## QUOTED TEXT:
Amass is a restaurant opened by Noma’s previous chef de cuisine, Matt Orlando, earlier in the summer of this year. It is located in a old shipbuilding neighborhood in a very quiet part of Copenhagen. The restaurant has been one of the most difficult restaurants to get into in Copenhagen since it opened.
one of the chef’s picks some produce in front of the restaurant during service
Julian: So we couldn’t get a reservation to Amass. But we found out that they do reserve a few tables for a limited number of walk-ins. So we decided to just get there earlier than any sane person would ever show up. We made the hour-long trek from central Copenhagen to Amass, through a sort of other-worldly neighborhood. Remember that book The Giver? It reminded me of that. There was also this inverted see-saw playground structure that was one of the most fun toys in the world that we played on for awhile. But back to the restaurant.
a rare sight at amass–an empty dining room
Jesse: Wait wait, I feel like I’d be cheating you of some amazing secret if I didn’t tell you more about this thing. This see-saw was undoubtedly the coolest playground toy I’ve ever used. Just so you understand–we’ll post a picture of it here (not the best pic)– it basically enables two young man-boys, like Julian and I, to jump 12 feet into the air using the other person’s weight while holding onto this contraption for dear life. I’ve vowed to bring this back to the states. But, Amass, this is about Amass. Upon arriving, as Julian said, absurdly early, we asked the young lady cook grilling on the big green egg outside, with smokey tears streaming down her face, how to put our name on the list. We were instructed to go up the stairs outside the restaurant, to then follow a sign to go down the stairs inside the restaurant, where we encountered a bustling staff vacuuming floors and arranging tables. The restaurant is essentially one giant open space: a dining area which flows smoothly into open kitchen, bar, and even offices upstairs. The walls are concrete, and one wall is almost completely covered in graffiti art. Looking out the oversized glass windows which run along another entire wall we can see the sun setting over one of the many canals that run through Copenhagen, and, dun dun dun…the MAD symposium tents. More on that later.

## RAW DATA:
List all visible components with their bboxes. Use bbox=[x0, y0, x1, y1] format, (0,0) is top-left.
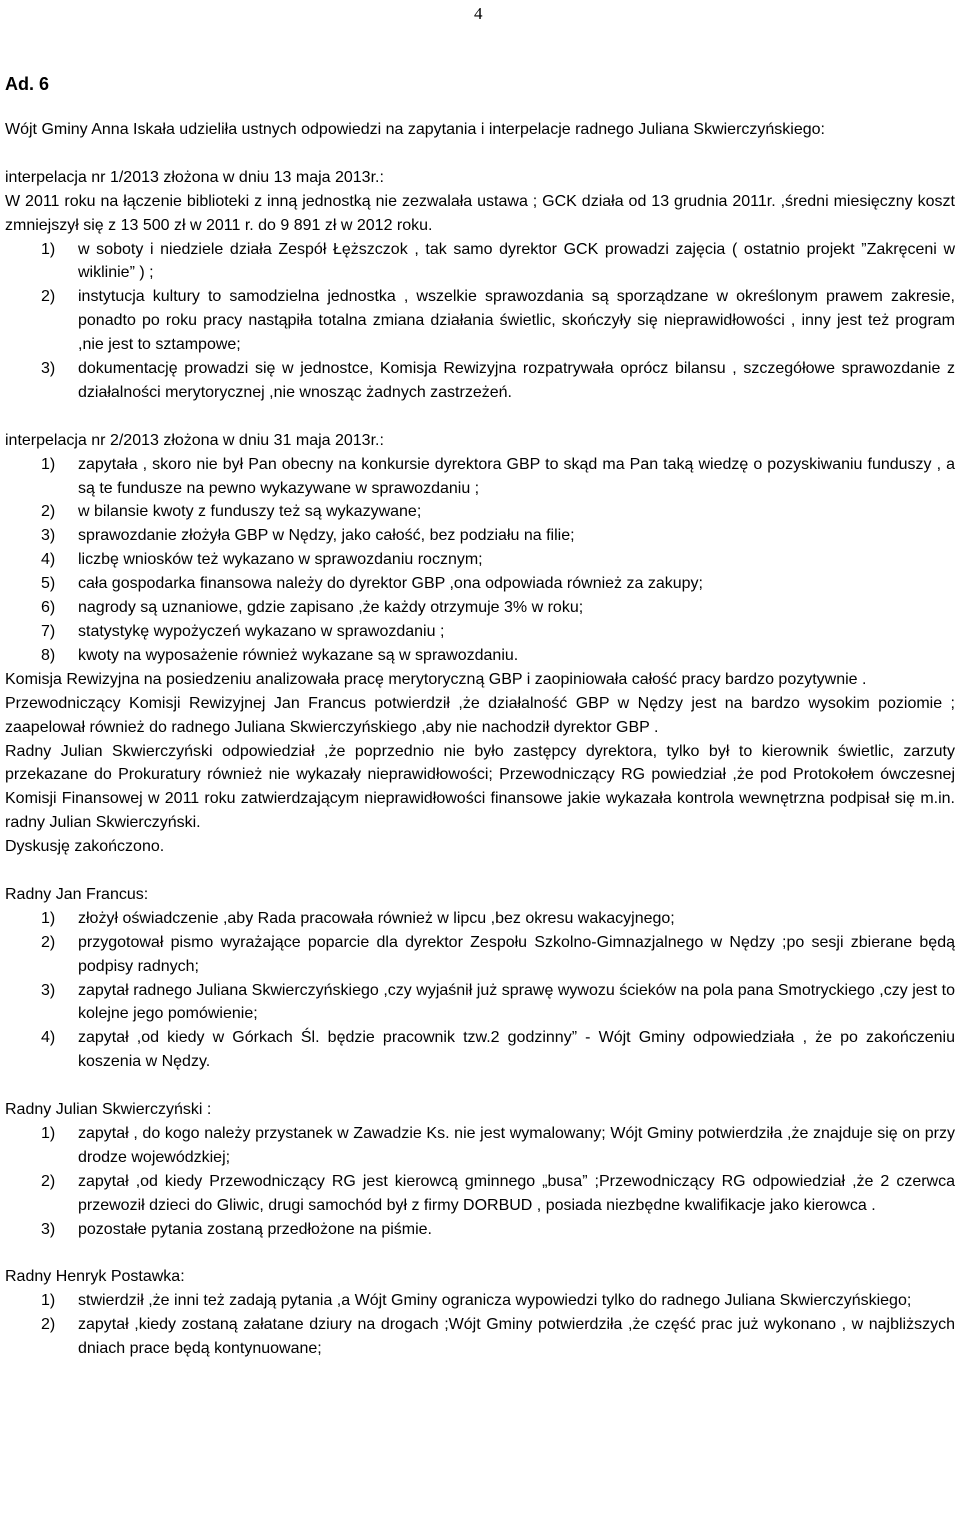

## GIVEN EXERCISE:
Continue the account of the walk-in visit to the Amass restaurant in Copenhagen, starting right after its last sentence.

## REPLY TO THE TASK:
the world’s greatest playground toy
Julian: While waiting for them to open, we met some other early-comers. Most notably, Derina and J.R., from Ballymaloe (http://www.ballymaloe.ie/) in Ireland. Turns out, they were also going to MAD. We struck up conversation with them, and we’ve decided that we MUST go to Ballymaloe as soon as we get enough money to make it back to Europe (which could be years). It sounds like an incredible place. Okay, to the meal. First, I’ll talk about their bread course. We’ve found that interesting bread courses really spice things up. White bread and butter just doesn’t cut it anymore. At Amass, they do this dense fermented potato flatbread, grilled outside. It tastes remarkably like a grilled cheese or a quesadilla, but has no cheese in it. With the flatbread they served us a sort of chimichurri, but made with artichoke leaves, chard, lemon, and olive oil. I couldn’t get enough of it. So good.
Jesse: The servers wore tight black skinny jeans, some of them a little too tight, complete with button-up jean shirts and suspenders. This restaurant was doing almost everything in the trendy book, but for some reason, it didn’t bother me as much as it could have. A St. John’s wort sandwich was our first course. 4 of them actually. The succulent leaves that snapped when you bit into them, sandwiched creme freche and other delicious things that slip my mind right now (possibly because of the 2 drunk German dudes who are past their prime, drinking beer in the hostel hallway and blasting shitty trance music on their blown out iPhone speakers). Anyhow the little sandwiches were packed with fresh flavor and I enjoyed them enough to note them here.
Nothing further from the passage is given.